* [WHAT YOU NEED TO DO]
For the listing below, give the count of lines containing "only", and no other text.

───── RAW RECORDS ─────

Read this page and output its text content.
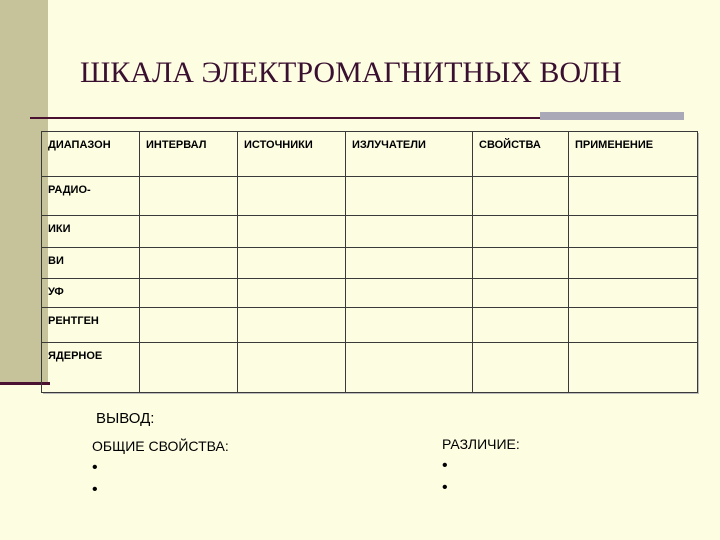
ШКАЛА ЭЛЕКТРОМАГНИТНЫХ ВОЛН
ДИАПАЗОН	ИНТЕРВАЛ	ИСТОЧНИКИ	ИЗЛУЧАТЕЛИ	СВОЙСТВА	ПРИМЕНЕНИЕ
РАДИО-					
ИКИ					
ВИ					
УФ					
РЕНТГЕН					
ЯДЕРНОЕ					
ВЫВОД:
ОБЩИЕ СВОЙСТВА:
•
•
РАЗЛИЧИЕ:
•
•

─────
───── RAW RECORDS ─────

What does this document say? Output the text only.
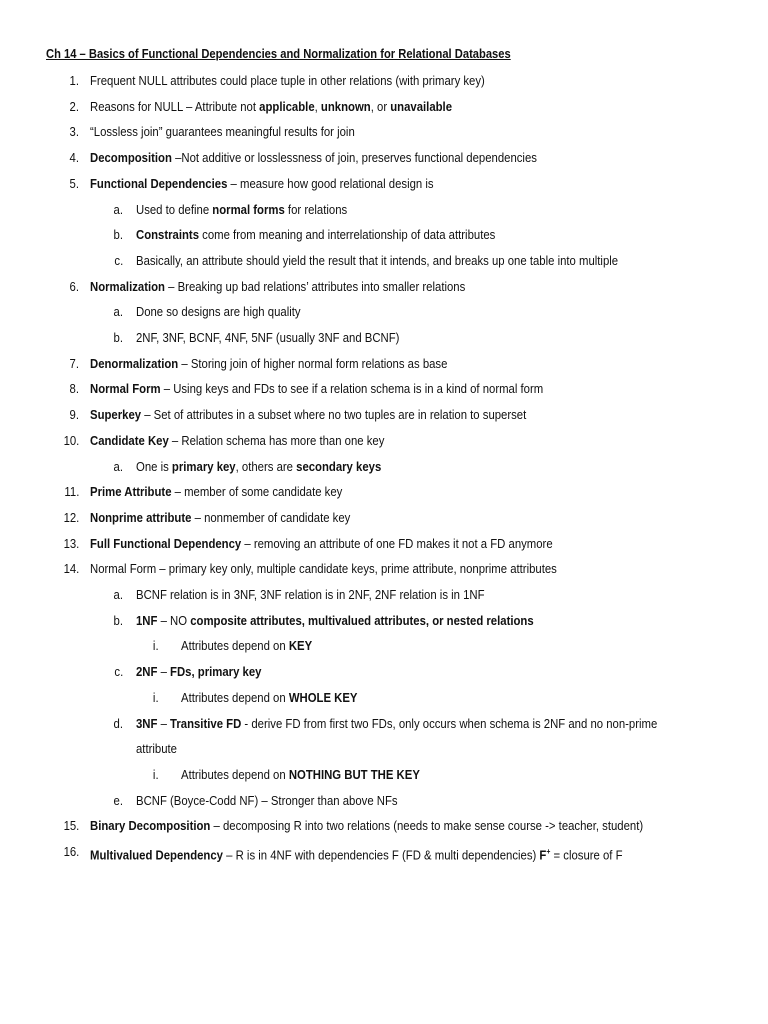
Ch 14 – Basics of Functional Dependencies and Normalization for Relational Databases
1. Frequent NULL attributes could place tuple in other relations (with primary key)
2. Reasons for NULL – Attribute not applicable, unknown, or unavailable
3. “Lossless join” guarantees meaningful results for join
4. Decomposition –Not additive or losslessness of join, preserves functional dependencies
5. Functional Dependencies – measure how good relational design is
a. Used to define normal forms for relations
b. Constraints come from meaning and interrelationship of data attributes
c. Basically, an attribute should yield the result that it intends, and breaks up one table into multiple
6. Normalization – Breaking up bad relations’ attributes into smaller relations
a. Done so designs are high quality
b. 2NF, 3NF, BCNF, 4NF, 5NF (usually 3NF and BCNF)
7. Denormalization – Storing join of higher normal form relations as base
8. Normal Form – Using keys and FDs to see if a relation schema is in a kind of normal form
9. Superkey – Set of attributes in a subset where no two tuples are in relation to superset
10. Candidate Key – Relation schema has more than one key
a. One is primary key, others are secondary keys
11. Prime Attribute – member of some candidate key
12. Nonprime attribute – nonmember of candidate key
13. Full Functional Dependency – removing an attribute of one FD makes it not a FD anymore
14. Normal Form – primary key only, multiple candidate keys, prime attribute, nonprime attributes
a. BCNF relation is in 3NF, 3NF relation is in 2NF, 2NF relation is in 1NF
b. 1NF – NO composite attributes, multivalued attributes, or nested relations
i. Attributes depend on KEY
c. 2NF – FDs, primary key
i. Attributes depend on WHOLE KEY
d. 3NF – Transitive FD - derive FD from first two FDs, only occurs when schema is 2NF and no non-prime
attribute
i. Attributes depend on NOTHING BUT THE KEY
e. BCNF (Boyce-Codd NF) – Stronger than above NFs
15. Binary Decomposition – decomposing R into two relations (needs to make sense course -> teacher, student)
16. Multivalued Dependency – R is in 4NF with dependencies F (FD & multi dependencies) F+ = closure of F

─────
───── RAW RECORDS ─────

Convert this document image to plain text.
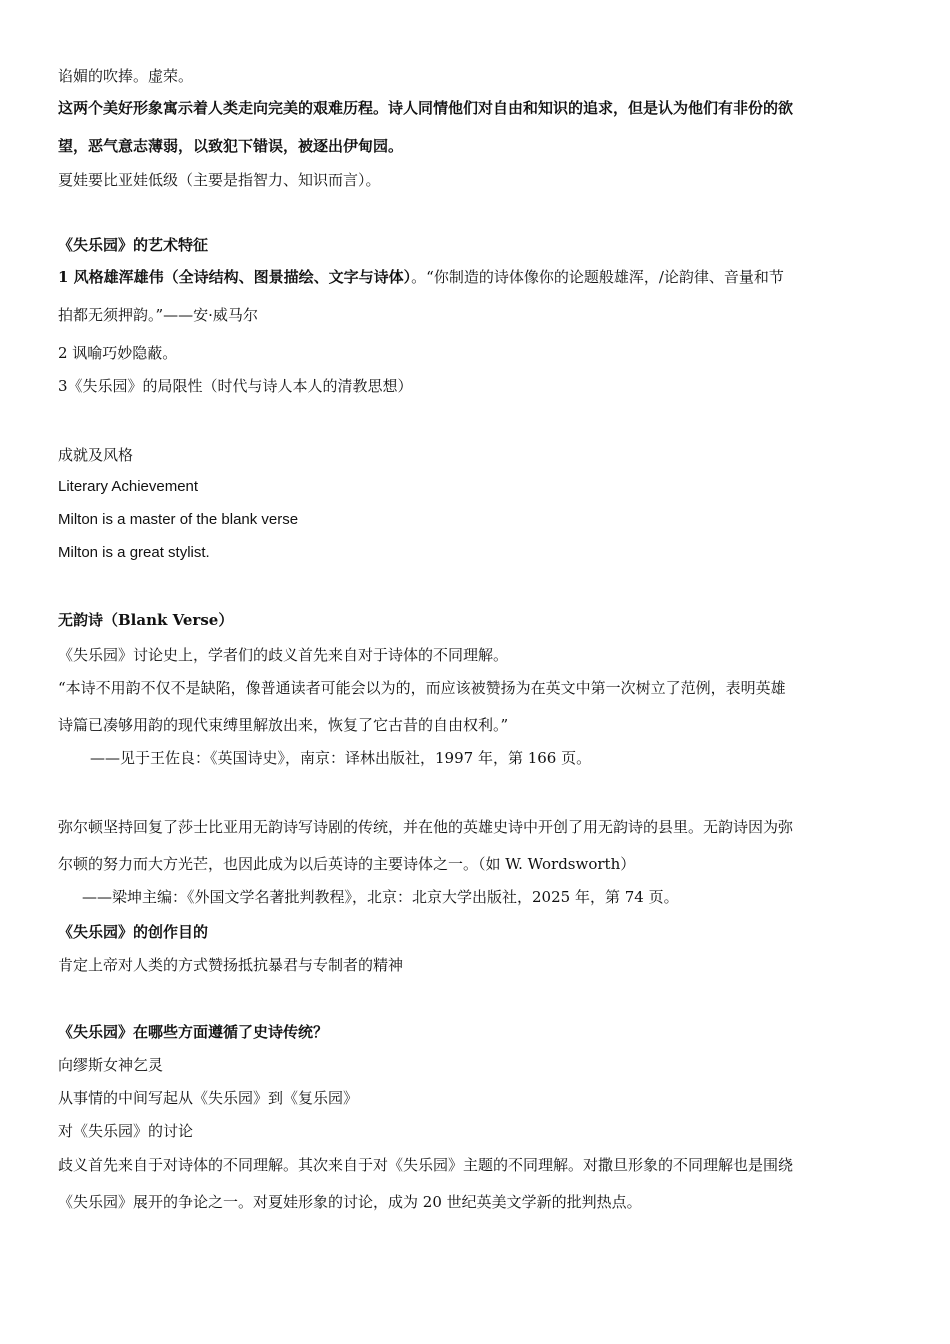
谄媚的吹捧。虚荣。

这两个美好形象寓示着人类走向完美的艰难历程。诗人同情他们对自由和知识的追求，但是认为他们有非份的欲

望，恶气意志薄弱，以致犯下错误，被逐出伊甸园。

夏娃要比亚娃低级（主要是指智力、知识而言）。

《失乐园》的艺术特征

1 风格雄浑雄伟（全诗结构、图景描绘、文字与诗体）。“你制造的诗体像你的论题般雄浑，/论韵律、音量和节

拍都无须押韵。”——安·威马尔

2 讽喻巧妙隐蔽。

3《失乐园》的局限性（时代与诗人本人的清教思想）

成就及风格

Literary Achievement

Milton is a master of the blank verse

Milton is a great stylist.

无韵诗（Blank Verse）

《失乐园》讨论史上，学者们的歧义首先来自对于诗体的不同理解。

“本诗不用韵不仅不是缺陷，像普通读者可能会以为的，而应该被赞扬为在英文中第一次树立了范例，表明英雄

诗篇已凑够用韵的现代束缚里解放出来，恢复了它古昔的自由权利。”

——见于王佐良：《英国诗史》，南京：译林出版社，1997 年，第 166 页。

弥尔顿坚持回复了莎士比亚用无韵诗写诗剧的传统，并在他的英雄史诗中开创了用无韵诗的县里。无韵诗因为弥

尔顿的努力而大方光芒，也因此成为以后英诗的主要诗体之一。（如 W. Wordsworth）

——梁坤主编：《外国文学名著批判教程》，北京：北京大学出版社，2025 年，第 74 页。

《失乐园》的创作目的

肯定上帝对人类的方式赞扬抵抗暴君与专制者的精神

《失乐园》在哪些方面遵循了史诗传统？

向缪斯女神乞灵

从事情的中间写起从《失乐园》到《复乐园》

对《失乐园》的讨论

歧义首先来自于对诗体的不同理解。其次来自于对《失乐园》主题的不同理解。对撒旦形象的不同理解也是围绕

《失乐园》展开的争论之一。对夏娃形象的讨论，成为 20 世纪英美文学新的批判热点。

─────

* [TASK ANSWER]
3